* Available records
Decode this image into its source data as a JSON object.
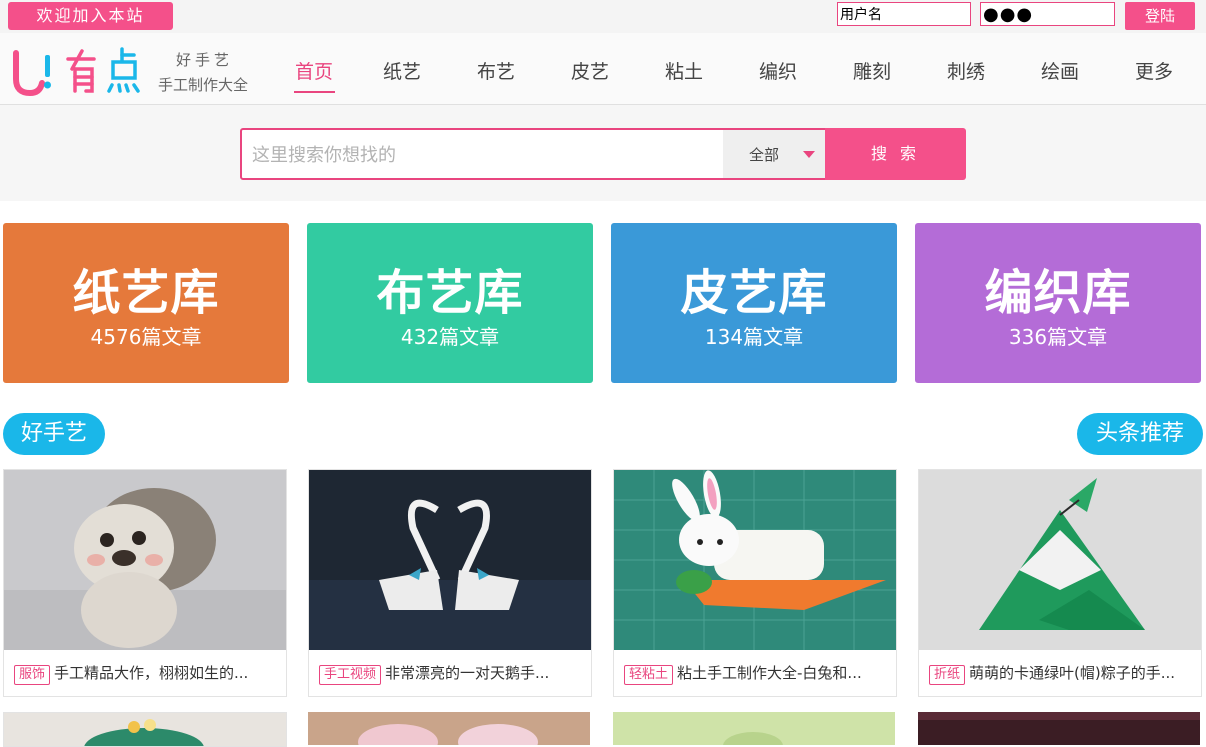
{
  "topbar": {
    "welcome": "欢迎加入本站",
    "username_value": "用户名",
    "password_value": "●●●",
    "login_label": "登陆"
  },
  "header": {
    "logo_tagline": "好手艺",
    "logo_subtitle": "手工制作大全",
    "nav": [
      "首页",
      "纸艺",
      "布艺",
      "皮艺",
      "粘土",
      "编织",
      "雕刻",
      "刺绣",
      "绘画",
      "更多"
    ],
    "active_nav": "首页"
  },
  "search": {
    "placeholder": "这里搜索你想找的",
    "scope": "全部",
    "button": "搜 索"
  },
  "libraries": [
    {
      "title": "纸艺库",
      "count": "4576篇文章",
      "color": "#e5793b"
    },
    {
      "title": "布艺库",
      "count": "432篇文章",
      "color": "#32cba1"
    },
    {
      "title": "皮艺库",
      "count": "134篇文章",
      "color": "#3a99d8"
    },
    {
      "title": "编织库",
      "count": "336篇文章",
      "color": "#b46cd7"
    }
  ],
  "sections": {
    "left_label": "好手艺",
    "right_label": "头条推荐"
  },
  "cards": [
    {
      "tag": "服饰",
      "title": "手工精品大作，栩栩如生的...",
      "image": "felted-hedgehog"
    },
    {
      "tag": "手工视频",
      "title": "非常漂亮的一对天鹅手...",
      "image": "origami-swans"
    },
    {
      "tag": "轻粘土",
      "title": "粘土手工制作大全-白兔和...",
      "image": "clay-rabbit-carrot"
    },
    {
      "tag": "折纸",
      "title": "萌萌的卡通绿叶(帽)粽子的手...",
      "image": "origami-zongzi"
    }
  ],
  "colors": {
    "accent": "#f4508a",
    "section_pill": "#1ab7e9"
  }
}
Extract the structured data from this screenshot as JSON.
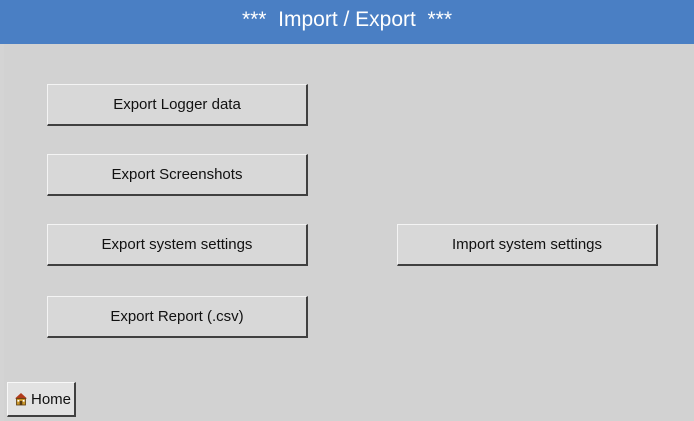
{
  "header": {
    "title": "***  Import / Export  ***"
  },
  "buttons": {
    "export_logger_data": "Export Logger data",
    "export_screenshots": "Export Screenshots",
    "export_system_settings": "Export system settings",
    "import_system_settings": "Import system settings",
    "export_report": "Export Report (.csv)"
  },
  "footer": {
    "home_label": "Home",
    "home_icon": "home-icon"
  },
  "colors": {
    "title_bar": "#4a7fc4",
    "background": "#d4d4d4"
  }
}
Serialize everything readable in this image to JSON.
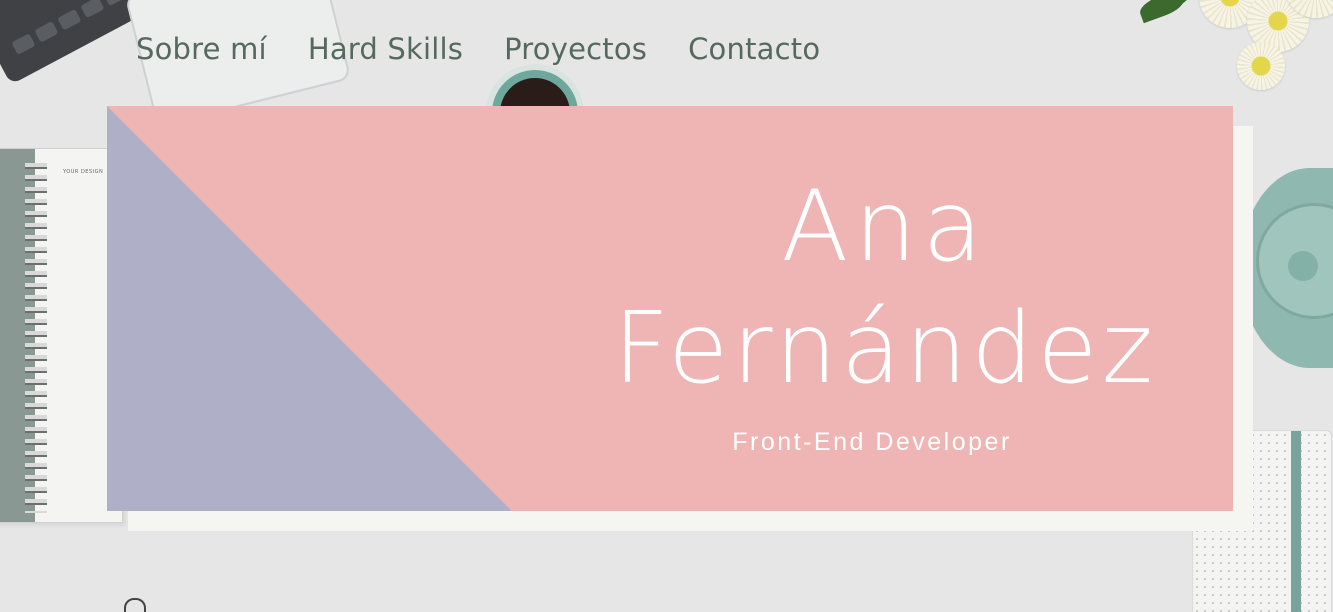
{
  "nav": {
    "items": [
      {
        "label": "Sobre mí"
      },
      {
        "label": "Hard Skills"
      },
      {
        "label": "Proyectos"
      },
      {
        "label": "Contacto"
      }
    ]
  },
  "hero": {
    "first_name": "Ana",
    "last_name": "Fernández",
    "role": "Front-End Developer"
  },
  "decor": {
    "notebook_label": "YOUR DESIGN"
  },
  "colors": {
    "card_pink": "#eeb5b4",
    "card_lavender": "#afb0c8",
    "nav_text": "#55695f",
    "hero_text": "#ffffff"
  }
}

* Given problem
Copy every line above that holds the word "system".

* Exercise answer
    "export_system_settings": "Export system settings",
    "import_system_settings": "Import system settings",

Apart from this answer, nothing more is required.